# CHALLENGE
Search the records for "this" and copy each line that holds it.
**** GIVEN RECORDS
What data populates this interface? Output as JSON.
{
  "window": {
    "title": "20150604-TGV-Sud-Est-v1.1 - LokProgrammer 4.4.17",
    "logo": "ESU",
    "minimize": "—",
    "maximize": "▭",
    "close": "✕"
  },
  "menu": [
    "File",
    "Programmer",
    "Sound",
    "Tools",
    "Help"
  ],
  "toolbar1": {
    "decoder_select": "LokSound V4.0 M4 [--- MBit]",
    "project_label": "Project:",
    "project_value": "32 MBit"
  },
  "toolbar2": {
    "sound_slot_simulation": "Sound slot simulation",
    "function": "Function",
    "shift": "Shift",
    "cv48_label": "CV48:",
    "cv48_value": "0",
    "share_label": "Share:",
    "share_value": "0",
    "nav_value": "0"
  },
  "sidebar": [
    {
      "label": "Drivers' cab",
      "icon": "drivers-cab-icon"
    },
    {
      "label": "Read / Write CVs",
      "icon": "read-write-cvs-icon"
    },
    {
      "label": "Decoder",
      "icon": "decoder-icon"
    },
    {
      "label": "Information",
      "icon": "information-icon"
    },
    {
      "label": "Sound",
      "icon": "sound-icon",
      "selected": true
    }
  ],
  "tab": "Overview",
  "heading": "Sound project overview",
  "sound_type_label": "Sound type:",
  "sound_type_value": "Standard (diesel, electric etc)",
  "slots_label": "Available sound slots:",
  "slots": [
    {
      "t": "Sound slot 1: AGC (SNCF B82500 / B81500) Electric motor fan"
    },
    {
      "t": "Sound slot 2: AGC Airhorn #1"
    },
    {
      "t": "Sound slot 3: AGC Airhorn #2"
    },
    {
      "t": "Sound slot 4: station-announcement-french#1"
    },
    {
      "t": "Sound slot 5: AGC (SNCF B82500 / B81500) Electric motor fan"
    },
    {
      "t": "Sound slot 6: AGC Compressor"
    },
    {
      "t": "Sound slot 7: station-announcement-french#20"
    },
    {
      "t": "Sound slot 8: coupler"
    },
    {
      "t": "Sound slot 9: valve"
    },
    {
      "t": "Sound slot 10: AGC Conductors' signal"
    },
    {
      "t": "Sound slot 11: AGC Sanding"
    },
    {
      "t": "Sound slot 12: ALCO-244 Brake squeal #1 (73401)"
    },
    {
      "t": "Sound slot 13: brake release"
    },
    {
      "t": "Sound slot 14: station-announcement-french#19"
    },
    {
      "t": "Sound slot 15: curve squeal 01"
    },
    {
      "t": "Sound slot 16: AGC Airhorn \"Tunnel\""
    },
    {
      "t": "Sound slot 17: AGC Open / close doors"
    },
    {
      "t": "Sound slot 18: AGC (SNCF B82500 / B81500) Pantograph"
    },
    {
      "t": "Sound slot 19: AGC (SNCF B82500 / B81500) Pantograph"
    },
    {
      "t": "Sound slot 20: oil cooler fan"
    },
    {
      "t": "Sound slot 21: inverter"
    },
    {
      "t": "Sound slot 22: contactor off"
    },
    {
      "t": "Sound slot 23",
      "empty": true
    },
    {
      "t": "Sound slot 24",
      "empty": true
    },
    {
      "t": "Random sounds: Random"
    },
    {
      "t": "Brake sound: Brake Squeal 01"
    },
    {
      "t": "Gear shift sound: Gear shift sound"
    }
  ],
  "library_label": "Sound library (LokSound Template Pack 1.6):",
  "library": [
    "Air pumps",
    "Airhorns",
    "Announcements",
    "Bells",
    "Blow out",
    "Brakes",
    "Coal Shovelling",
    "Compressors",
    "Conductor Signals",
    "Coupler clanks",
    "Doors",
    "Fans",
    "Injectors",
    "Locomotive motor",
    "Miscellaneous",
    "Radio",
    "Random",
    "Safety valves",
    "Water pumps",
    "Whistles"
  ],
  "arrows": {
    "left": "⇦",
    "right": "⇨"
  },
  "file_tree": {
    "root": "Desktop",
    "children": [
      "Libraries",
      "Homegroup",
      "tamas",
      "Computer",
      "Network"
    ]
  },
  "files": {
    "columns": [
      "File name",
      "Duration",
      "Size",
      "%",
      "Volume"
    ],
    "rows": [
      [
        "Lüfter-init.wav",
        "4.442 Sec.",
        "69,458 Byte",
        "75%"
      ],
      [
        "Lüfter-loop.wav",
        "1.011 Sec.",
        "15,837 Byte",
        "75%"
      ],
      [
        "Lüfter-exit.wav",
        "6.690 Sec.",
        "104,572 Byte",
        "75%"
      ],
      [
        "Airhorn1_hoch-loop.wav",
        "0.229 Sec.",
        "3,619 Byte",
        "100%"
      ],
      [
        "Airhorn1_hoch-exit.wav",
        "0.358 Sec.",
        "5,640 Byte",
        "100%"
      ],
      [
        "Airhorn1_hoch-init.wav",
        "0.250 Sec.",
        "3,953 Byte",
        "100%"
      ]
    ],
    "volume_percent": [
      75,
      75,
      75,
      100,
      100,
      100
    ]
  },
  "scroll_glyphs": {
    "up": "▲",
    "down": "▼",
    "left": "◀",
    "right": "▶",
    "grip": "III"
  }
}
********
**** GIVEN RECORDS
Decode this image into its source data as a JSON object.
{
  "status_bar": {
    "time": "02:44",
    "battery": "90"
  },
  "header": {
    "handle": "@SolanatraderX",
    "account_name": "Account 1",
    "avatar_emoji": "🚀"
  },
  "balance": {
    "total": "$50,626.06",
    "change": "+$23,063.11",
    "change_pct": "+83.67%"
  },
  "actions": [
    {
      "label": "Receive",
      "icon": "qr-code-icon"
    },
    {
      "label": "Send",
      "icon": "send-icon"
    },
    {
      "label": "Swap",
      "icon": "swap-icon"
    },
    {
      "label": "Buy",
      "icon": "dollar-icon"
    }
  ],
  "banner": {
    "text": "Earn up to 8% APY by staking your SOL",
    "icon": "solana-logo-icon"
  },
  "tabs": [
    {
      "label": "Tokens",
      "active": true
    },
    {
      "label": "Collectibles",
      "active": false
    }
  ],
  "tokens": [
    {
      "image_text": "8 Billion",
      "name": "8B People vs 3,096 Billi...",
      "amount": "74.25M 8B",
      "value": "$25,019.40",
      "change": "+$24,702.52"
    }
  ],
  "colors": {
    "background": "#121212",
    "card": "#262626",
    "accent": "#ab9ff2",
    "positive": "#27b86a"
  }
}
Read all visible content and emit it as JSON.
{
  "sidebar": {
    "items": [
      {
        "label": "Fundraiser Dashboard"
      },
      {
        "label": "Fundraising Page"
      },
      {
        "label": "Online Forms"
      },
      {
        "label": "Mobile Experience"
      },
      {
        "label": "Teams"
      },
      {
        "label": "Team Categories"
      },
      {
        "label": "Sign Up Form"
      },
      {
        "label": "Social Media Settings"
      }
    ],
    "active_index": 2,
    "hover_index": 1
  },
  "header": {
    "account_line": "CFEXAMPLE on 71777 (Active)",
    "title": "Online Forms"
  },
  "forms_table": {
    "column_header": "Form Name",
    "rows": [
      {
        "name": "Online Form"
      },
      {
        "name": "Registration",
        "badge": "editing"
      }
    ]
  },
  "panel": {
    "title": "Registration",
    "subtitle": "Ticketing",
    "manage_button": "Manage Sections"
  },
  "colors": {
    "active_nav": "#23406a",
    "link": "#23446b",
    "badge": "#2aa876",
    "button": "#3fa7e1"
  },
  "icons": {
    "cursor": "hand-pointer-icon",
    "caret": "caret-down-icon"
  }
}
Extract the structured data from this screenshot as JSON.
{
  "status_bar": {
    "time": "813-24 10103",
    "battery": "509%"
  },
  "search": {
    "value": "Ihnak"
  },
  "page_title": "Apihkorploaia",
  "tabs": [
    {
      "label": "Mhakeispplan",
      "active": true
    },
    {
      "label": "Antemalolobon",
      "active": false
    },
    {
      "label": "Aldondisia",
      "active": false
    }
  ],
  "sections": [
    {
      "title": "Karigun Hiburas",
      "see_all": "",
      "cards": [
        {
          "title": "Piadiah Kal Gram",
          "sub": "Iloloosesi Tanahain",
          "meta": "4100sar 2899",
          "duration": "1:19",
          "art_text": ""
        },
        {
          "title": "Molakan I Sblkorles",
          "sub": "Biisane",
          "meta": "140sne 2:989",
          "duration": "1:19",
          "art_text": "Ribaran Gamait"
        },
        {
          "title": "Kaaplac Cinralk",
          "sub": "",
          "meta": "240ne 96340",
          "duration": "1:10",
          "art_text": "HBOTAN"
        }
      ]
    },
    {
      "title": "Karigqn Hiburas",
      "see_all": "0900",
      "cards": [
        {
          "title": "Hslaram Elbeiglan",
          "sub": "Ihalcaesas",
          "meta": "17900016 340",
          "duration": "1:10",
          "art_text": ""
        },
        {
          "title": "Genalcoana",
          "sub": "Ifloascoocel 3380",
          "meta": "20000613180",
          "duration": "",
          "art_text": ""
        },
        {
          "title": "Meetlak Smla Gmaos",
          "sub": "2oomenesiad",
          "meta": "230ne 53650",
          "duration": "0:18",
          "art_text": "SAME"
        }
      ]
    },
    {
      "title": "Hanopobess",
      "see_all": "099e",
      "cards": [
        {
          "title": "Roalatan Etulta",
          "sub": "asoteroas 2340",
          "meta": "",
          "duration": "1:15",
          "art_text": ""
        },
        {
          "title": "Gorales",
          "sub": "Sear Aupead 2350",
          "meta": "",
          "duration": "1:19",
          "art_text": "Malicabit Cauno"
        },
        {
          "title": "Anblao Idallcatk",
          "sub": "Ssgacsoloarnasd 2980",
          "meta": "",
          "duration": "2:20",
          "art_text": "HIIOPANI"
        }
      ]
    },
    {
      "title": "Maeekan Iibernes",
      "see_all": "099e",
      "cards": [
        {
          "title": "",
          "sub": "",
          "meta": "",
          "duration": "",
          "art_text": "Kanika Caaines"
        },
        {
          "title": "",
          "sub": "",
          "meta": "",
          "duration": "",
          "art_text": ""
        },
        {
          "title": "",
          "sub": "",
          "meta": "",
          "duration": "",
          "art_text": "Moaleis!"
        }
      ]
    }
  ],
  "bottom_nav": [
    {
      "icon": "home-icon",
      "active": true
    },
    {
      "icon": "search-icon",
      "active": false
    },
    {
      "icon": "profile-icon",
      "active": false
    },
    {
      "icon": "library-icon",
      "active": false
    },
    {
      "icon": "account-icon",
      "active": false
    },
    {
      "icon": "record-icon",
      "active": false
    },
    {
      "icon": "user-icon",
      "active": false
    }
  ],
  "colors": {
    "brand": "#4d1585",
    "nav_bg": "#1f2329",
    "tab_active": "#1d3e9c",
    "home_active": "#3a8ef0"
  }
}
********
# EXERCISE OUTPUT
What data populates this interface? Output as JSON.
Decode this image into its source data as a JSON object.
Extract the structured data from this screenshot as JSON.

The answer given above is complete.